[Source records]
◆ ◆ ◆ ◆ ◆ ◆ ◆

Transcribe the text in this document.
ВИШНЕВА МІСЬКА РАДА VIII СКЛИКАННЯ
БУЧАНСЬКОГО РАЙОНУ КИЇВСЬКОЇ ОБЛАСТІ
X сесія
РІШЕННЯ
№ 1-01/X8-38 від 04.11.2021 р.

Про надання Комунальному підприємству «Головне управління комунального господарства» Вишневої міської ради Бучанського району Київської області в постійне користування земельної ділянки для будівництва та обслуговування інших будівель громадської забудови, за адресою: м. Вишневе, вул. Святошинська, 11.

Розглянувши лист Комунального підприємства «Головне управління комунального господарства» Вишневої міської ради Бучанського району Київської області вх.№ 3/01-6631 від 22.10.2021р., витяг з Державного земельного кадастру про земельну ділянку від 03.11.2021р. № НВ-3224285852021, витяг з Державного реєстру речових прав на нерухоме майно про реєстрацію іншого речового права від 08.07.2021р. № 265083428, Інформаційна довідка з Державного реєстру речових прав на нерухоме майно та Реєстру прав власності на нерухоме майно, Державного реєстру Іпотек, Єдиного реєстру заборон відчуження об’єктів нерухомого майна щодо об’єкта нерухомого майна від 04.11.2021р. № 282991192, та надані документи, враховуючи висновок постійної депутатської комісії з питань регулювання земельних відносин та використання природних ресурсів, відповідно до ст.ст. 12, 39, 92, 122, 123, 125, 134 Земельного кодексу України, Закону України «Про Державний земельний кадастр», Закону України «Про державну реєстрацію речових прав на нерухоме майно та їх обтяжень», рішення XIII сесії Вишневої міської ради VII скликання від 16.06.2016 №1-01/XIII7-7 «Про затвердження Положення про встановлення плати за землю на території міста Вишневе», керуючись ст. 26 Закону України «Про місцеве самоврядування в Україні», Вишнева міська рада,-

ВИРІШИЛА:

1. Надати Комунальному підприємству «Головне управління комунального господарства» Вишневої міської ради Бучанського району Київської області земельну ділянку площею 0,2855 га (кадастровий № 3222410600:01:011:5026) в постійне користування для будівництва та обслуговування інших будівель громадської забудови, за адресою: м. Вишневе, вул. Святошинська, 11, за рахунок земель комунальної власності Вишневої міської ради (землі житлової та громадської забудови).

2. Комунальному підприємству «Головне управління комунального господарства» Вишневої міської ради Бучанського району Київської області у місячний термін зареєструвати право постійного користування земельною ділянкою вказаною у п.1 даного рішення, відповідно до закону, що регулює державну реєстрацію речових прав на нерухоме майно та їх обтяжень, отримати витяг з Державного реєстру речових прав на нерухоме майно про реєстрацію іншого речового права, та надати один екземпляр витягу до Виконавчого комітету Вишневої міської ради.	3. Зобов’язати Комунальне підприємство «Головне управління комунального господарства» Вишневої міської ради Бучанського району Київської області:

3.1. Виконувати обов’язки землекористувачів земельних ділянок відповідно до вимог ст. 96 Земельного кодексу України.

◆ ◆ ◆ ◆ ◆ ◆ ◆

• **THE REQUEST**
Transcribe all of the material exactly. Omit nothing.

• **SOLUTION FOR THIS TASK**
Transcribe the text in this document.
ВИШНЕВА МІСЬКА РАДА VIII СКЛИКАННЯ
БУЧАНСЬКОГО РАЙОНУ КИЇВСЬКОЇ ОБЛАСТІ
X сесія
РІШЕННЯ
№ 1-01/X8-38 від 04.11.2021 р.

Про надання Комунальному підприємству «Головне управління комунального господарства» Вишневої міської ради Бучанського району Київської області в постійне користування земельної ділянки для будівництва та обслуговування інших будівель громадської забудови, за адресою: м. Вишневе, вул. Святошинська, 11.

Розглянувши лист Комунального підприємства «Головне управління комунального господарства» Вишневої міської ради Бучанського району Київської області вх.№ 3/01-6631 від 22.10.2021р., витяг з Державного земельного кадастру про земельну ділянку від 03.11.2021р. № НВ-3224285852021, витяг з Державного реєстру речових прав на нерухоме майно про реєстрацію іншого речового права від 08.07.2021р. № 265083428, Інформаційна довідка з Державного реєстру речових прав на нерухоме майно та Реєстру прав власності на нерухоме майно, Державного реєстру Іпотек, Єдиного реєстру заборон відчуження об’єктів нерухомого майна щодо об’єкта нерухомого майна від 04.11.2021р. № 282991192, та надані документи, враховуючи висновок постійної депутатської комісії з питань регулювання земельних відносин та використання природних ресурсів, відповідно до ст.ст. 12, 39, 92, 122, 123, 125, 134 Земельного кодексу України, Закону України «Про Державний земельний кадастр», Закону України «Про державну реєстрацію речових прав на нерухоме майно та їх обтяжень», рішення XIII сесії Вишневої міської ради VII скликання від 16.06.2016 №1-01/XIII7-7 «Про затвердження Положення про встановлення плати за землю на території міста Вишневе», керуючись ст. 26 Закону України «Про місцеве самоврядування в Україні», Вишнева міська рада,-

ВИРІШИЛА:

1. Надати Комунальному підприємству «Головне управління комунального господарства» Вишневої міської ради Бучанського району Київської області земельну ділянку площею 0,2855 га (кадастровий № 3222410600:01:011:5026) в постійне користування для будівництва та обслуговування інших будівель громадської забудови, за адресою: м. Вишневе, вул. Святошинська, 11, за рахунок земель комунальної власності Вишневої міської ради (землі житлової та громадської забудови).

2. Комунальному підприємству «Головне управління комунального господарства» Вишневої міської ради Бучанського району Київської області у місячний термін зареєструвати право постійного користування земельною ділянкою вказаною у п.1 даного рішення, відповідно до закону, що регулює державну реєстрацію речових прав на нерухоме майно та їх обтяжень, отримати витяг з Державного реєстру речових прав на нерухоме майно про реєстрацію іншого речового права, та надати один екземпляр витягу до Виконавчого комітету Вишневої міської ради.	3. Зобов’язати Комунальне підприємство «Головне управління комунального господарства» Вишневої міської ради Бучанського району Київської області:

3.1. Виконувати обов’язки землекористувачів земельних ділянок відповідно до вимог ст. 96 Земельного кодексу України.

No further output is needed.